*Task brief*
Please copy word for word the part of the piece on SQL and Hadoop starting at "There may have" and ending at "lots of them.".

*Text provided*
The Big G may have been working on other SQL-based stuff whilst the Hadoop crowd were beavering away, but does this amount to a head fake or a shoulder drop? No, not in the slightest.

Many considered the old-fangled SQL-based data warehouse to be under immediate threat due to the rise of the ‘new’ MapReduce-based SQL-free computing paradigm. Shiny & new always wins, right?

Sadly, that can be the case. I’ve witnessed ‘big data’ POCs at first hand where the main motivation was to be seen to be ‘doing big data’. I kid you not. Forget the impact on the users and existing toolsets, stop worrying about ROI, this stuff is free  and cool, the vendor is saying all the right things, so it’s definitely the way to go. Woo-hoo!!!

Let’s never forget, there are armies of folks looking to monetise anything that moves in IT. The VCs, start-ups, analysts and conference organisers make their living out of getting mere mortals to believe they have the silver bullet that’s been missing until now.

What worked for Google, Yahoo, Facebook and LinkedIn doesn’t necessarily translate to the mainstream – this doesn’t make it bad tech. Hadoop is a great example. Out in the real world, SQL is the answer for  most analytic applications for  most folks most of the time, plain and simple.

If you believed the hype and ‘Hadoop’ didn’t turn out to be your silver bullet, don’t blame the Big G for sharing their thoughts or others for building/promoting ‘shiny & new’. No-one told you to put your finger in the fire, did they?

Why SQL Is Beating noSQL

The article entitled ‘Why SQL is beating NoSQL, and what this means for the future of data‘ really got my attention. The notion that SQL was ‘left for dead‘ and is ‘making a comeback‘ is somewhat at odds with reality, me thinks.

There may have been a belief in certain quarters that the ‘answer’ was no longer SQL, but this has never been reflected out in the real world where regular folks run queries, and lots of them.

SQL is very deeply embedded in every single organisation I’ve encountered since the late 1980’s. I don’t see this changing any time soon. There is simply too much sunk cost and too little benefit in trying to ditch SQL.

Software developers may have ‘cast aside SQL as a relic’ but that certainly isn’t what happened throughout corporate IT organisations or analyst communities.

Its clearly untrue that SQL ‘couldn’t scale with these growing data volumes‘. We’ve had scale-out Teradata MPP systems chomping on SQL since the 1980’s, and newer MPP & SQL players like Netezza & Greenplum for over 15 years. A low industry profile doesn’t mean something doesn’t exist.

As the article states, the developers of SQL recognised that ‘much of the success of the computer industry depends on developing a class of users other than trained computer specialists.‘ which is partly why it has become the de facto standard for interacting with databases.

Apparently ‘…SQL was actually fine until another engineer showed up and invented the World Wide Web, in 1989.‘ I’ll help out here. His name is Sir Tim Berners-Lee OM KBE FRS FREng FRSA FBCS. He’s quite well known.

There is no doubt that mainstream general purpose databases (SQL Server, Oracle, mySQL etc) struggled to cope with data volumes thrown out by all things digital in the new-fangled age of ‘the web’ and ‘the net’.

*Provided material*
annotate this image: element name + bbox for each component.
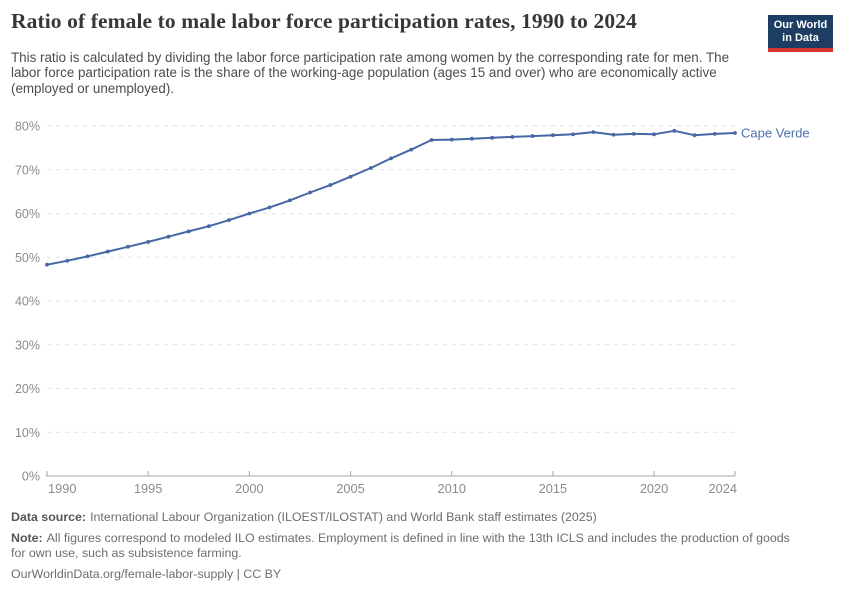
data-point[interactable] <box>591 130 596 135</box>
data-point[interactable] <box>85 254 90 259</box>
y-axis-tick-label: 20% <box>15 382 40 396</box>
data-point[interactable] <box>328 183 333 187</box>
y-axis-tick-label: 50% <box>15 251 40 265</box>
data-point[interactable] <box>348 174 353 179</box>
data-point[interactable] <box>227 218 232 222</box>
y-axis-tick-label: 80% <box>15 120 40 134</box>
data-point[interactable] <box>490 135 495 140</box>
data-point[interactable] <box>712 131 717 136</box>
data-source-line: Data source: International Labour Organiz… <box>11 510 801 525</box>
x-axis-tick-label: 1995 <box>134 481 162 496</box>
note-line: Note: All figures correspond to modeled I… <box>11 531 801 561</box>
data-point[interactable] <box>672 128 677 133</box>
series-label-cape-verde[interactable]: Cape Verde <box>741 126 810 141</box>
data-point[interactable] <box>287 198 292 203</box>
y-axis-tick-label: 10% <box>15 426 40 440</box>
data-point[interactable] <box>530 134 535 138</box>
data-point[interactable] <box>389 156 393 161</box>
x-axis-tick-label: 1990 <box>48 481 76 496</box>
data-point[interactable] <box>105 249 110 254</box>
y-axis-tick-label: 70% <box>15 163 40 177</box>
x-axis-tick-label: 2024 <box>709 481 737 496</box>
data-point[interactable] <box>206 224 211 229</box>
data-point[interactable] <box>267 205 272 210</box>
data-point[interactable] <box>470 136 474 141</box>
chart-footer: Data source: International Labour Organiz… <box>11 510 801 588</box>
data-point[interactable] <box>146 240 151 244</box>
attribution-link[interactable]: OurWorldinData.org/female-labor-supply |… <box>11 567 282 581</box>
data-point[interactable] <box>166 234 171 239</box>
data-point[interactable] <box>65 258 70 263</box>
note-text: All figures correspond to modeled ILO es… <box>11 531 790 560</box>
data-point[interactable] <box>449 137 454 142</box>
owid-logo-line1: Our World <box>773 19 828 31</box>
data-point[interactable] <box>571 132 576 137</box>
owid-logo-line2: in Data <box>782 32 819 44</box>
page-title: Ratio of female to male labor force part… <box>11 9 637 33</box>
note-label: Note: <box>11 531 43 545</box>
data-point[interactable] <box>652 132 656 137</box>
x-axis-tick-label: 2020 <box>640 481 668 496</box>
y-axis-tick-label: 30% <box>15 338 40 352</box>
data-source-label: Data source: <box>11 510 87 524</box>
owid-logo[interactable]: Our World in Data <box>768 15 833 52</box>
x-axis-tick-label: 2010 <box>437 481 465 496</box>
data-point[interactable] <box>186 229 191 234</box>
data-point[interactable] <box>308 190 312 195</box>
series-line-cape-verde[interactable] <box>46 129 736 266</box>
data-point[interactable] <box>692 133 697 138</box>
data-point[interactable] <box>550 133 555 138</box>
y-axis-tick-label: 0% <box>22 470 40 484</box>
x-axis-tick-label: 2015 <box>539 481 567 496</box>
data-point[interactable] <box>733 131 737 135</box>
data-point[interactable] <box>126 244 130 249</box>
y-axis-tick-label: 40% <box>15 295 40 309</box>
x-axis-tick-label: 2005 <box>336 481 364 496</box>
data-point[interactable] <box>429 138 434 142</box>
y-axis-tick-label: 60% <box>15 207 40 221</box>
data-point[interactable] <box>409 147 414 152</box>
data-point[interactable] <box>247 211 252 216</box>
data-point[interactable] <box>368 166 373 170</box>
data-point[interactable] <box>510 135 515 139</box>
data-point[interactable] <box>611 132 616 137</box>
data-point[interactable] <box>631 131 636 136</box>
x-axis-tick-label: 2000 <box>235 481 263 496</box>
chart-subtitle: This ratio is calculated by dividing the… <box>11 50 730 96</box>
data-point[interactable] <box>45 262 49 267</box>
data-source-text: International Labour Organization (ILOES… <box>90 510 597 524</box>
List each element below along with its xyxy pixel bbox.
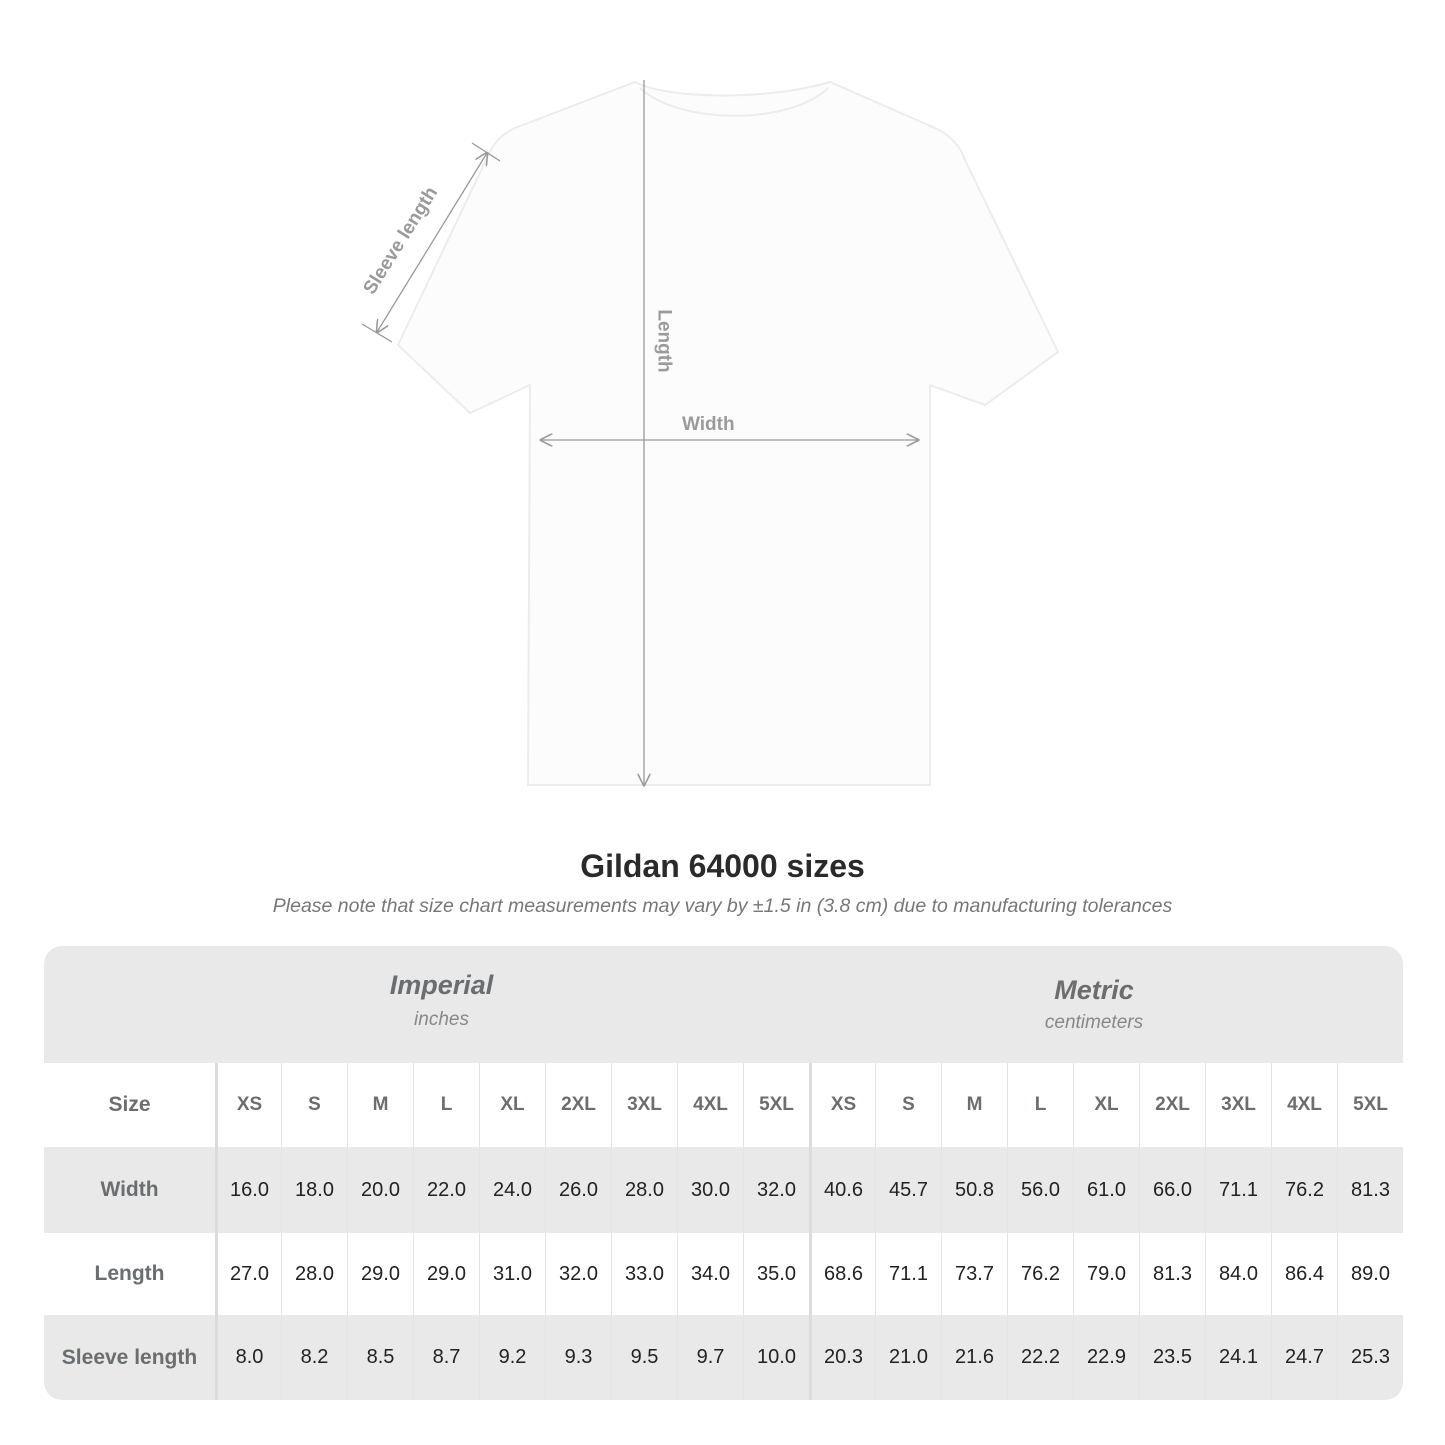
size-column-header: L [1007, 1063, 1073, 1147]
table-cell: 27.0 [215, 1233, 281, 1315]
table-cell: 66.0 [1139, 1147, 1205, 1233]
tolerance-note: Please note that size chart measurements… [272, 895, 1173, 917]
table-cell: 9.2 [479, 1315, 545, 1400]
page-title: Gildan 64000 sizes [580, 848, 865, 884]
row-label: Sleeve length [61, 1345, 198, 1369]
size-column-header: 5XL [743, 1063, 809, 1147]
table-cell: 81.3 [1337, 1147, 1403, 1233]
table-cell: 40.6 [809, 1147, 875, 1233]
size-column-header: M [347, 1063, 413, 1147]
table-cell: 84.0 [1205, 1233, 1271, 1315]
width-label: Width [682, 414, 735, 435]
table-cell: 31.0 [479, 1233, 545, 1315]
table-cell: 30.0 [677, 1147, 743, 1233]
size-column-header: 5XL [1337, 1063, 1403, 1147]
table-cell: 33.0 [611, 1233, 677, 1315]
size-column-header: 4XL [677, 1063, 743, 1147]
table-cell: 56.0 [1007, 1147, 1073, 1233]
table-cell: 28.0 [611, 1147, 677, 1233]
sleeve-arrow [377, 153, 487, 332]
table-cell: 34.0 [677, 1233, 743, 1315]
table-cell: 79.0 [1073, 1233, 1139, 1315]
table-cell: 22.9 [1073, 1315, 1139, 1400]
size-column-header: 4XL [1271, 1063, 1337, 1147]
length-label: Length [653, 309, 675, 373]
table-cell: 35.0 [743, 1233, 809, 1315]
size-column-header: XS [809, 1063, 875, 1147]
table-row: Sleeve length 8.0 8.2 8.5 8.7 9.2 9.3 9.5 9.7 10.… [44, 1315, 1403, 1400]
table-cell: 22.2 [1007, 1315, 1073, 1400]
table-cell: 20.0 [347, 1147, 413, 1233]
table-cell: 8.5 [347, 1315, 413, 1400]
size-column-header: XL [1073, 1063, 1139, 1147]
table-cell: 61.0 [1073, 1147, 1139, 1233]
table-cell: 28.0 [281, 1233, 347, 1315]
size-table: Imperial inches Metric centimeters Size X… [44, 946, 1403, 1400]
table-cell: 9.3 [545, 1315, 611, 1400]
size-column-header: L [413, 1063, 479, 1147]
table-cell: 32.0 [743, 1147, 809, 1233]
table-cell: 8.7 [413, 1315, 479, 1400]
row-label: Size [108, 1093, 151, 1116]
size-column-header: XL [479, 1063, 545, 1147]
table-cell: 76.2 [1007, 1233, 1073, 1315]
size-column-header: S [281, 1063, 347, 1147]
size-column-header: XS [215, 1063, 281, 1147]
size-column-header: 3XL [611, 1063, 677, 1147]
tshirt-illustration [361, 80, 1060, 800]
imperial-header: Imperial inches [215, 946, 668, 1063]
row-label: Width [100, 1178, 159, 1201]
size-column-header: 2XL [545, 1063, 611, 1147]
table-cell: 8.2 [281, 1315, 347, 1400]
size-column-header: S [875, 1063, 941, 1147]
table-cell: 24.0 [479, 1147, 545, 1233]
table-cell: 16.0 [215, 1147, 281, 1233]
table-cell: 24.1 [1205, 1315, 1271, 1400]
table-cell: 26.0 [545, 1147, 611, 1233]
table-cell: 29.0 [413, 1233, 479, 1315]
size-column-header: 2XL [1139, 1063, 1205, 1147]
table-row: Length 27.0 28.0 29.0 29.0 31.0 32.0 33.0 34.0 35… [44, 1233, 1403, 1315]
size-header-row: Size XS S M L XL 2XL 3XL 4XL 5XL XS S M L XL 2XL 3XL 4XL 5… [44, 1063, 1403, 1147]
table-cell: 8.0 [215, 1315, 281, 1400]
table-cell: 45.7 [875, 1147, 941, 1233]
table-cell: 21.0 [875, 1315, 941, 1400]
table-cell: 24.7 [1271, 1315, 1337, 1400]
table-cell: 18.0 [281, 1147, 347, 1233]
table-cell: 50.8 [941, 1147, 1007, 1233]
table-cell: 71.1 [1205, 1147, 1271, 1233]
row-label: Length [94, 1262, 165, 1285]
table-cell: 21.6 [941, 1315, 1007, 1400]
table-cell: 25.3 [1337, 1315, 1403, 1400]
imperial-title: Imperial [389, 970, 494, 1000]
table-cell: 89.0 [1337, 1233, 1403, 1315]
table-cell: 86.4 [1271, 1233, 1337, 1315]
table-cell: 9.5 [611, 1315, 677, 1400]
table-cell: 23.5 [1139, 1315, 1205, 1400]
size-column-header: M [941, 1063, 1007, 1147]
metric-unit: centimeters [1044, 1012, 1144, 1033]
table-cell: 32.0 [545, 1233, 611, 1315]
metric-title: Metric [1054, 975, 1134, 1005]
imperial-unit: inches [414, 1009, 469, 1030]
table-cell: 10.0 [743, 1315, 809, 1400]
table-cell: 76.2 [1271, 1147, 1337, 1233]
table-cell: 20.3 [809, 1315, 875, 1400]
table-cell: 22.0 [413, 1147, 479, 1233]
table-cell: 81.3 [1139, 1233, 1205, 1315]
table-cell: 9.7 [677, 1315, 743, 1400]
table-row: Width 16.0 18.0 20.0 22.0 24.0 26.0 28.0 30.0 32.… [44, 1147, 1403, 1233]
table-cell: 68.6 [809, 1233, 875, 1315]
table-cell: 71.1 [875, 1233, 941, 1315]
table-cell: 29.0 [347, 1233, 413, 1315]
metric-header: Metric centimeters [809, 946, 1379, 1063]
size-column-header: 3XL [1205, 1063, 1271, 1147]
table-cell: 73.7 [941, 1233, 1007, 1315]
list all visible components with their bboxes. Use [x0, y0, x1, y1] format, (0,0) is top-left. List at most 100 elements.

*The output*
There may have been a belief in certain quarters that the ‘answer’ was no longer SQL, but this has never been reflected out in the real world where regular folks run queries, and lots of them.